_Provided information:_
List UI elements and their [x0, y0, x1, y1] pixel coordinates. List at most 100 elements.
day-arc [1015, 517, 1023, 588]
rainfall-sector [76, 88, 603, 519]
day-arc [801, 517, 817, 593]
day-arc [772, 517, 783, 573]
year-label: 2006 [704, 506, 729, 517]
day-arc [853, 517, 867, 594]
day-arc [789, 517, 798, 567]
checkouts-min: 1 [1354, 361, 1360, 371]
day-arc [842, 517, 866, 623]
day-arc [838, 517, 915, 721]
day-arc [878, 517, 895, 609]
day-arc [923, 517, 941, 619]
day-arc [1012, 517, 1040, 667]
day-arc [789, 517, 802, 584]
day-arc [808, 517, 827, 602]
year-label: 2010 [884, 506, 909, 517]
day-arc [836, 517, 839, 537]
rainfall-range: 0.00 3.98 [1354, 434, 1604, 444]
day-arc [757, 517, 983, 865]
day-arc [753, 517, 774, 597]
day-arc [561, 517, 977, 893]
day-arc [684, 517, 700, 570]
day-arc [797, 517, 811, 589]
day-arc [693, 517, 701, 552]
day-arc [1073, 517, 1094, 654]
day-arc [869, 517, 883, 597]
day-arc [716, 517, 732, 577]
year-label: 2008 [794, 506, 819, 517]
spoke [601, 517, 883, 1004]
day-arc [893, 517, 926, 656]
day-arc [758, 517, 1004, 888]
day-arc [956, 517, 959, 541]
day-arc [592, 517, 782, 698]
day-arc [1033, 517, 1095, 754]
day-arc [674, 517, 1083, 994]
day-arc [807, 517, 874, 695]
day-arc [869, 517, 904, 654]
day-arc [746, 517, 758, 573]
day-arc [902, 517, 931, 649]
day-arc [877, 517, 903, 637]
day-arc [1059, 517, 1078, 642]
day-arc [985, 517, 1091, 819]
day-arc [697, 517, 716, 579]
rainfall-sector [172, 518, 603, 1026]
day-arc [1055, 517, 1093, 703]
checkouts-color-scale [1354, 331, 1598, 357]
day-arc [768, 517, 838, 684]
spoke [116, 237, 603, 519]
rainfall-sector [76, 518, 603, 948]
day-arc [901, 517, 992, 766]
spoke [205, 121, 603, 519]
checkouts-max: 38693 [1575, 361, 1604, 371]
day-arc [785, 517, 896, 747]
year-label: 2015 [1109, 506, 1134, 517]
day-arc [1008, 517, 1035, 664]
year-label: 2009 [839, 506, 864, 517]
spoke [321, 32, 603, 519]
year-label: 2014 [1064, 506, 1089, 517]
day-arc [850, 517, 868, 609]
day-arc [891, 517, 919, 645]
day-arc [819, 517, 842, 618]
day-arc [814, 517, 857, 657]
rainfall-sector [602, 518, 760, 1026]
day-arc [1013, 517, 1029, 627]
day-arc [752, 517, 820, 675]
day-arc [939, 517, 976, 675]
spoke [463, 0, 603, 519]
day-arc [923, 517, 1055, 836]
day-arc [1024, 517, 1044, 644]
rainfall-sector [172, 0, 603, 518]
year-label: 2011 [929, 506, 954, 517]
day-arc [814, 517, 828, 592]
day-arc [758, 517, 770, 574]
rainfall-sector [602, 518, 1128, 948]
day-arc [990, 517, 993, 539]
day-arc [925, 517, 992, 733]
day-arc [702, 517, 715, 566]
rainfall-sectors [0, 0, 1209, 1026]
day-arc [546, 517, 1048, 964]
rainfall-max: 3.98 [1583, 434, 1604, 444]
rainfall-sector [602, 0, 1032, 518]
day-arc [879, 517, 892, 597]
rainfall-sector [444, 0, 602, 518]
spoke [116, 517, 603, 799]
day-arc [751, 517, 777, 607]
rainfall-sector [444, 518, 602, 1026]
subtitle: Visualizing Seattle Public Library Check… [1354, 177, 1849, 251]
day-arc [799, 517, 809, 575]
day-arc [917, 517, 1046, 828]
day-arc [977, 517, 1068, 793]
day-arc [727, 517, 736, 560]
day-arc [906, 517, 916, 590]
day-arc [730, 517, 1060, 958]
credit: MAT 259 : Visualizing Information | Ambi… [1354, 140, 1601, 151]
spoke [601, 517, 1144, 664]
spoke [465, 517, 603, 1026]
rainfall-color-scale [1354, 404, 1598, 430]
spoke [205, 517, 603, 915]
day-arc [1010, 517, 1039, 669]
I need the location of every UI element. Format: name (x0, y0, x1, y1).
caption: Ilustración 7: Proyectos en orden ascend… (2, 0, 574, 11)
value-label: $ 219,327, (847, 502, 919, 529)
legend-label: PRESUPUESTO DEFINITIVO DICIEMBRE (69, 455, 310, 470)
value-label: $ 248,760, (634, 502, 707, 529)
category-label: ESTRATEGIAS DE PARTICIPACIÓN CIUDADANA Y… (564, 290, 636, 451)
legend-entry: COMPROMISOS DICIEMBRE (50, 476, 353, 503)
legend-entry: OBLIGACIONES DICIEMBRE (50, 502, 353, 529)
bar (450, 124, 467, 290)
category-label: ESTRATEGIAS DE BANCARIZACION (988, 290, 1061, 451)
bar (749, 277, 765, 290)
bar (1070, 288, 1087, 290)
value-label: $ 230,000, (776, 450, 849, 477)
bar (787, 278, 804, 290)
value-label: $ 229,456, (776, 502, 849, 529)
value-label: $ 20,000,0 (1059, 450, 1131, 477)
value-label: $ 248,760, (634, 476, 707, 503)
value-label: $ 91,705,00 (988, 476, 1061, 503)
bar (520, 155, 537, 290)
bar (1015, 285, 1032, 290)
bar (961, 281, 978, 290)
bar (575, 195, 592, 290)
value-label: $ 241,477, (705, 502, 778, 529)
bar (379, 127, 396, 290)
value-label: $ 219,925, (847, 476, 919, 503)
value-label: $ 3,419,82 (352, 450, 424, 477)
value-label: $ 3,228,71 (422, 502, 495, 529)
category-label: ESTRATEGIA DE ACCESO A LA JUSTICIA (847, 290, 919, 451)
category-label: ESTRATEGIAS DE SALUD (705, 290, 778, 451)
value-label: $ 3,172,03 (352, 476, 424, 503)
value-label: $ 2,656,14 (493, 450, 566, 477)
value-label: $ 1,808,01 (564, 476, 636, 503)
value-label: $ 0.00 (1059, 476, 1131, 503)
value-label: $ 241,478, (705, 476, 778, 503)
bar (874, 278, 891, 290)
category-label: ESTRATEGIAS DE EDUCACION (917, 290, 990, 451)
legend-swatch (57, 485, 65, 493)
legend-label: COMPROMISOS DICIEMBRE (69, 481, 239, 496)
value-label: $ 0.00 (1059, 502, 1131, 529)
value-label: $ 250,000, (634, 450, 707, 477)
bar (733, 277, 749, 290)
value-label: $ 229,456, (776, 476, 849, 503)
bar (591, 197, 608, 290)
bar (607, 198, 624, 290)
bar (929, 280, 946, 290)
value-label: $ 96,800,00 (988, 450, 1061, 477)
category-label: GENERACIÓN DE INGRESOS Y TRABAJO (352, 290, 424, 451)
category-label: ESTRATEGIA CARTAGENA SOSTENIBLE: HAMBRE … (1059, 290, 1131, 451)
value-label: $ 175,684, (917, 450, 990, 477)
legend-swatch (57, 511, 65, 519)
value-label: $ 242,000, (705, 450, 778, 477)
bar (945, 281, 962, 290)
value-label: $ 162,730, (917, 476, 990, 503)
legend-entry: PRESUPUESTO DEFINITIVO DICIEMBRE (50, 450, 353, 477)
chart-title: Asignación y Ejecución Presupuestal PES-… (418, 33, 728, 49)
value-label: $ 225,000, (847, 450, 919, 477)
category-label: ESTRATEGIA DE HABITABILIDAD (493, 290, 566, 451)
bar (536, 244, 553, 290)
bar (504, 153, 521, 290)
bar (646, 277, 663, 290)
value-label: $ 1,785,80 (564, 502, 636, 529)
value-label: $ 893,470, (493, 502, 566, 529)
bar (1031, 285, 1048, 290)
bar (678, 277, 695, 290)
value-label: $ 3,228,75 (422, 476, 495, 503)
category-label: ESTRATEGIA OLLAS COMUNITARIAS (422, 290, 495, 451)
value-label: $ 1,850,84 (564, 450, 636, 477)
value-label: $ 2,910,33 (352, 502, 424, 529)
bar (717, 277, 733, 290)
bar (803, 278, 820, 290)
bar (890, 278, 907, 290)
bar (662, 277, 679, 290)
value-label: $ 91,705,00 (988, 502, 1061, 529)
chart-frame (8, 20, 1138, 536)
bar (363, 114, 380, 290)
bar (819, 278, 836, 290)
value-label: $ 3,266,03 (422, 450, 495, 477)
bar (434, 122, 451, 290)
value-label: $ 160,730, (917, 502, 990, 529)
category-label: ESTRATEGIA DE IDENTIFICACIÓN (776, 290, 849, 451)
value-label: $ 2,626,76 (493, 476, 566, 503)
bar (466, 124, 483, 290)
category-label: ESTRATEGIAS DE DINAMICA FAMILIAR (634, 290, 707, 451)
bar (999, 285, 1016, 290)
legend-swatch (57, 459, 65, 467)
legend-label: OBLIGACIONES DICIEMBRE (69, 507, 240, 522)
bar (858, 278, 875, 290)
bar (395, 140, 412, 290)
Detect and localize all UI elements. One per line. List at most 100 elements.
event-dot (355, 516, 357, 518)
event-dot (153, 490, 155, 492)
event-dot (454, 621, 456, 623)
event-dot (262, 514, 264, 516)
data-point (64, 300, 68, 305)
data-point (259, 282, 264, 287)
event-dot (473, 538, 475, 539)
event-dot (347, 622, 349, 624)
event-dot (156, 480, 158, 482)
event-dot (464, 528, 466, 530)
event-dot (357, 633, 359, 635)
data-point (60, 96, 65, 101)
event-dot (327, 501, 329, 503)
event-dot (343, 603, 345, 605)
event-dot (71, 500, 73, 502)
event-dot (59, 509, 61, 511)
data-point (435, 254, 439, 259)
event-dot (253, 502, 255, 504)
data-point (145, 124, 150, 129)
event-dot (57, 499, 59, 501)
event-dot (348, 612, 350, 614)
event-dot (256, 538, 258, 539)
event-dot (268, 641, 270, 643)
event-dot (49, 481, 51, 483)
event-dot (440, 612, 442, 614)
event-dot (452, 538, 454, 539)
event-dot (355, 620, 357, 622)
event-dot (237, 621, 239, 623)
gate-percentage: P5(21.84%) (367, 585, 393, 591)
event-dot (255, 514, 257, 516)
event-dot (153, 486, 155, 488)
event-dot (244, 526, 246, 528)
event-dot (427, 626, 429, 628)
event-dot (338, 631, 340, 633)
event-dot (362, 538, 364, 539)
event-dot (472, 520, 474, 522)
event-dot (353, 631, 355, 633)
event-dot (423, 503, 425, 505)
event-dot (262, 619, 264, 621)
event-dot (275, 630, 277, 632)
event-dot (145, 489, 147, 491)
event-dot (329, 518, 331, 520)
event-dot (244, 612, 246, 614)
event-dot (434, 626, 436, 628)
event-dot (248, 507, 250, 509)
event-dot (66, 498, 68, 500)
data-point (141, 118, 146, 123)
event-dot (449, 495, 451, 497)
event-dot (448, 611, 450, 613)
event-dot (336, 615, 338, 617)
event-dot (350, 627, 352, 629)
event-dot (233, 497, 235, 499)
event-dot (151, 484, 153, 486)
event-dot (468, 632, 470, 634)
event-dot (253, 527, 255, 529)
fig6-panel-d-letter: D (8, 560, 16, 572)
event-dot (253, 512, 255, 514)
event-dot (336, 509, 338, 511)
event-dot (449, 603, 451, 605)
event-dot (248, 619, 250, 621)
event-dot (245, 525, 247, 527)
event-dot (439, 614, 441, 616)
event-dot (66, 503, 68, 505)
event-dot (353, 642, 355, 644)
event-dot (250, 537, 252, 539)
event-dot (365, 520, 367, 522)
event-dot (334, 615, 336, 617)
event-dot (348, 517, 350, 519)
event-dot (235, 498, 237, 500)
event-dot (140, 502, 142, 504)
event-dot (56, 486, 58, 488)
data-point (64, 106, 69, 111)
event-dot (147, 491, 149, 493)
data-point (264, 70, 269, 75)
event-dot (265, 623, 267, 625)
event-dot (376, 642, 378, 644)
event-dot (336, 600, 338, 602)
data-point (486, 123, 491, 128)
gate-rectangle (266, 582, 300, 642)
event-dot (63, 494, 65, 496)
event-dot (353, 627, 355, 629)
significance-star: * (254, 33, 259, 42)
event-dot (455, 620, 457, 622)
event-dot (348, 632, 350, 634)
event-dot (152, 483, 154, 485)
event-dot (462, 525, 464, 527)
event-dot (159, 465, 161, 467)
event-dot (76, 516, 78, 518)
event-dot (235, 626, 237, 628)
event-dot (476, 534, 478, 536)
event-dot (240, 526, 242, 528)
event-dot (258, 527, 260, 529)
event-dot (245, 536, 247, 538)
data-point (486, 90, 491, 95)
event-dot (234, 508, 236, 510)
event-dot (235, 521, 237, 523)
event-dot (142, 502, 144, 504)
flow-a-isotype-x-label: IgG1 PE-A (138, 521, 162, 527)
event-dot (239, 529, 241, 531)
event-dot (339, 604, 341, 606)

_Task:_ Could you give the records again, from their start through the line containing "day-arc [561, 517, 977, 893]", with "year-label" swapped for "year-marker" and everything else unchanged?

_Exercise result:_
List UI elements and their [x0, y0, x1, y1] pixel coordinates. List at most 100 elements.
day-arc [1015, 517, 1023, 588]
rainfall-sector [76, 88, 603, 519]
day-arc [801, 517, 817, 593]
day-arc [772, 517, 783, 573]
year-marker: 2006 [704, 506, 729, 517]
day-arc [853, 517, 867, 594]
day-arc [789, 517, 798, 567]
checkouts-min: 1 [1354, 361, 1360, 371]
day-arc [842, 517, 866, 623]
day-arc [838, 517, 915, 721]
day-arc [878, 517, 895, 609]
day-arc [923, 517, 941, 619]
day-arc [1012, 517, 1040, 667]
day-arc [789, 517, 802, 584]
day-arc [808, 517, 827, 602]
year-marker: 2010 [884, 506, 909, 517]
day-arc [836, 517, 839, 537]
rainfall-range: 0.00 3.98 [1354, 434, 1604, 444]
day-arc [757, 517, 983, 865]
day-arc [753, 517, 774, 597]
day-arc [561, 517, 977, 893]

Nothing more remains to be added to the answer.